=== RECORDS PROVIDED ===

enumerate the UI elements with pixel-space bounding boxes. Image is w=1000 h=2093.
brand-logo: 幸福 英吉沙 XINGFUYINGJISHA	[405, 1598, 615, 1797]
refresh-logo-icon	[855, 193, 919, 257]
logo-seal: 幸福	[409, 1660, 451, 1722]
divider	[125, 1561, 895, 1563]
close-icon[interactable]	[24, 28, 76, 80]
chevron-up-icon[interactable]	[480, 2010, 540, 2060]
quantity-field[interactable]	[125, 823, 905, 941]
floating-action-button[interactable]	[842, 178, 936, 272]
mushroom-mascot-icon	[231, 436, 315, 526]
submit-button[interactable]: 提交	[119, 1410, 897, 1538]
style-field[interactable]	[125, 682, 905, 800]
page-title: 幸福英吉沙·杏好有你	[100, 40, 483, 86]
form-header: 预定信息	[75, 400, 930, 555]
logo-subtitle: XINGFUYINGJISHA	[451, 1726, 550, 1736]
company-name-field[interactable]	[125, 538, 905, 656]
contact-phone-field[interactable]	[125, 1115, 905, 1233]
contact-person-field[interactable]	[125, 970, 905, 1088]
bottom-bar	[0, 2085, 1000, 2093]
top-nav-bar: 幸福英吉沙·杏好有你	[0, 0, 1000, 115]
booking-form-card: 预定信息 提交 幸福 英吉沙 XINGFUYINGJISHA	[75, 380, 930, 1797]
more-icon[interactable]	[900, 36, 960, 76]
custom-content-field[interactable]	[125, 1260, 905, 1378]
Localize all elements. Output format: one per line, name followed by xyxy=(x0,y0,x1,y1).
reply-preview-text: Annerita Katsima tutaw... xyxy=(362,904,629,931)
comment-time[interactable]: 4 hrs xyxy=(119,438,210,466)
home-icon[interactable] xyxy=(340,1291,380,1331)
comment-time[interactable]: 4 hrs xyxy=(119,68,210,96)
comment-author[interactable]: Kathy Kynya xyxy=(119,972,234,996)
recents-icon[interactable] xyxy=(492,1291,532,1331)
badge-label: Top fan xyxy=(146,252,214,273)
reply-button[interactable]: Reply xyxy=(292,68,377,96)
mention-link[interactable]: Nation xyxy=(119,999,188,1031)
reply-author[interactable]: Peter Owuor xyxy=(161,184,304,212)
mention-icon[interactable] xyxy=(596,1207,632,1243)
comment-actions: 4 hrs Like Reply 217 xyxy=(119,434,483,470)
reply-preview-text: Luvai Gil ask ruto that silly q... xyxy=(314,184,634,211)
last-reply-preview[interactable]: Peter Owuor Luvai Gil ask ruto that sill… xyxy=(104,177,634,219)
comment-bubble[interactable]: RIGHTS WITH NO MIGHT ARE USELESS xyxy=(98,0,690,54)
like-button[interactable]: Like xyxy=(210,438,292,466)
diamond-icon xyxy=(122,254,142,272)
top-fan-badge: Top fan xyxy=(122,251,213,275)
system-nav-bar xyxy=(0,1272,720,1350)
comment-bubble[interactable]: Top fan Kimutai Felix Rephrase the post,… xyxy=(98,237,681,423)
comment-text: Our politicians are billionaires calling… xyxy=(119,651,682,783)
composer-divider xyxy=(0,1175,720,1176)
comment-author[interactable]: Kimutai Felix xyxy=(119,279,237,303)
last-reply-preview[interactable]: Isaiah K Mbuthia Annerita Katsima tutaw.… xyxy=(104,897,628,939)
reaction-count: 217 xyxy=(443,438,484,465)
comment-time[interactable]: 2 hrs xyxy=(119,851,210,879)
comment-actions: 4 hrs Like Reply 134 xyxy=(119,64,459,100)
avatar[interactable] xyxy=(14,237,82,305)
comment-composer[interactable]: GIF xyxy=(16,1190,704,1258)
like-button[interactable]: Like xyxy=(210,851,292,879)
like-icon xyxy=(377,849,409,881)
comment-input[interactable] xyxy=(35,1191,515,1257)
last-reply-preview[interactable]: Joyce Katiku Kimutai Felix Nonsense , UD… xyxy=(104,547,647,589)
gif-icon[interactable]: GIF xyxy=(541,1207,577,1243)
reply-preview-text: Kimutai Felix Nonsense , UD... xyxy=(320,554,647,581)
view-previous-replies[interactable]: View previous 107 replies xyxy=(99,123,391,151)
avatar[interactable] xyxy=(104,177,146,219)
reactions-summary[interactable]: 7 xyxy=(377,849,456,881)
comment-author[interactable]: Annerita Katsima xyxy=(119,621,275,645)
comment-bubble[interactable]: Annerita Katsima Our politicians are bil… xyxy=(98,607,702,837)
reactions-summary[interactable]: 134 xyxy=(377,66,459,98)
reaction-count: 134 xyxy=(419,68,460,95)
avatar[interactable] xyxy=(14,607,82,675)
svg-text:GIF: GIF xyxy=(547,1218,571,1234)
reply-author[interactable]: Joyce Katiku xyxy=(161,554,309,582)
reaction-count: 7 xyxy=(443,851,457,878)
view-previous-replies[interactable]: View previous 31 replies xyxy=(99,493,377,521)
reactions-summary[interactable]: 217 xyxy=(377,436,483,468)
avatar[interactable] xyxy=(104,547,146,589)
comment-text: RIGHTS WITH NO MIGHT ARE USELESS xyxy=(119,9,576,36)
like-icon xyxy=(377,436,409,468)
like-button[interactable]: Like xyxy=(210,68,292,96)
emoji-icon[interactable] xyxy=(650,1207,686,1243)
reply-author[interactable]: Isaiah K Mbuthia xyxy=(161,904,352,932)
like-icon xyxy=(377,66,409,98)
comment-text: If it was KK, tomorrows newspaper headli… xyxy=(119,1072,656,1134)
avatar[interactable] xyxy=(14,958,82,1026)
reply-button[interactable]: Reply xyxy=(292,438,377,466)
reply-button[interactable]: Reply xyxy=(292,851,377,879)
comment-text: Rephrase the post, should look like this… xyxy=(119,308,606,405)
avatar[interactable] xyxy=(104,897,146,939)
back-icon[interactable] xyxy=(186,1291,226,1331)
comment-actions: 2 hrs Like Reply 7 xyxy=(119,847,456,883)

===

• WHAT YOU SHOULD DO:
Put the data into a numbered list, beginning at its first line and ending after the line that contains "last-reply-preview[interactable]: Peter Owuor", with both of those lines included and any blank lines omitted.

• ANSWER:
1. enumerate the UI elements with pixel-space bounding boxes. Image is w=1000 h=2093.
2. brand-logo: 幸福 英吉沙 XINGFUYINGJISHA	[405, 1598, 615, 1797]
3. refresh-logo-icon	[855, 193, 919, 257]
4. logo-seal: 幸福	[409, 1660, 451, 1722]
5. divider	[125, 1561, 895, 1563]
6. close-icon[interactable]	[24, 28, 76, 80]
7. chevron-up-icon[interactable]	[480, 2010, 540, 2060]
8. quantity-field[interactable]	[125, 823, 905, 941]
9. floating-action-button[interactable]	[842, 178, 936, 272]
10. mushroom-mascot-icon	[231, 436, 315, 526]
11. submit-button[interactable]: 提交	[119, 1410, 897, 1538]
12. style-field[interactable]	[125, 682, 905, 800]
13. page-title: 幸福英吉沙·杏好有你	[100, 40, 483, 86]
14. form-header: 预定信息	[75, 400, 930, 555]
15. logo-subtitle: XINGFUYINGJISHA	[451, 1726, 550, 1736]
16. company-name-field[interactable]	[125, 538, 905, 656]
17. contact-phone-field[interactable]	[125, 1115, 905, 1233]
18. contact-person-field[interactable]	[125, 970, 905, 1088]
19. bottom-bar	[0, 2085, 1000, 2093]
20. top-nav-bar: 幸福英吉沙·杏好有你	[0, 0, 1000, 115]
21. booking-form-card: 预定信息 提交 幸福 英吉沙 XINGFUYINGJISHA	[75, 380, 930, 1797]
22. more-icon[interactable]	[900, 36, 960, 76]
23. custom-content-field[interactable]	[125, 1260, 905, 1378]
24. Localize all elements. Output format: one per line, name followed by xyxy=(x0,y0,x1,y1).
25. reply-preview-text: Annerita Katsima tutaw... xyxy=(362,904,629,931)
26. comment-time[interactable]: 4 hrs xyxy=(119,438,210,466)
27. home-icon[interactable] xyxy=(340,1291,380,1331)
28. comment-time[interactable]: 4 hrs xyxy=(119,68,210,96)
29. comment-author[interactable]: Kathy Kynya xyxy=(119,972,234,996)
30. recents-icon[interactable] xyxy=(492,1291,532,1331)
31. badge-label: Top fan xyxy=(146,252,214,273)
32. reply-button[interactable]: Reply xyxy=(292,68,377,96)
33. mention-link[interactable]: Nation xyxy=(119,999,188,1031)
34. reply-author[interactable]: Peter Owuor xyxy=(161,184,304,212)
35. mention-icon[interactable] xyxy=(596,1207,632,1243)
36. comment-actions: 4 hrs Like Reply 217 xyxy=(119,434,483,470)
37. reply-preview-text: Luvai Gil ask ruto that silly q... xyxy=(314,184,634,211)
38. last-reply-preview[interactable]: Peter Owuor Luvai Gil ask ruto that sill… xyxy=(104,177,634,219)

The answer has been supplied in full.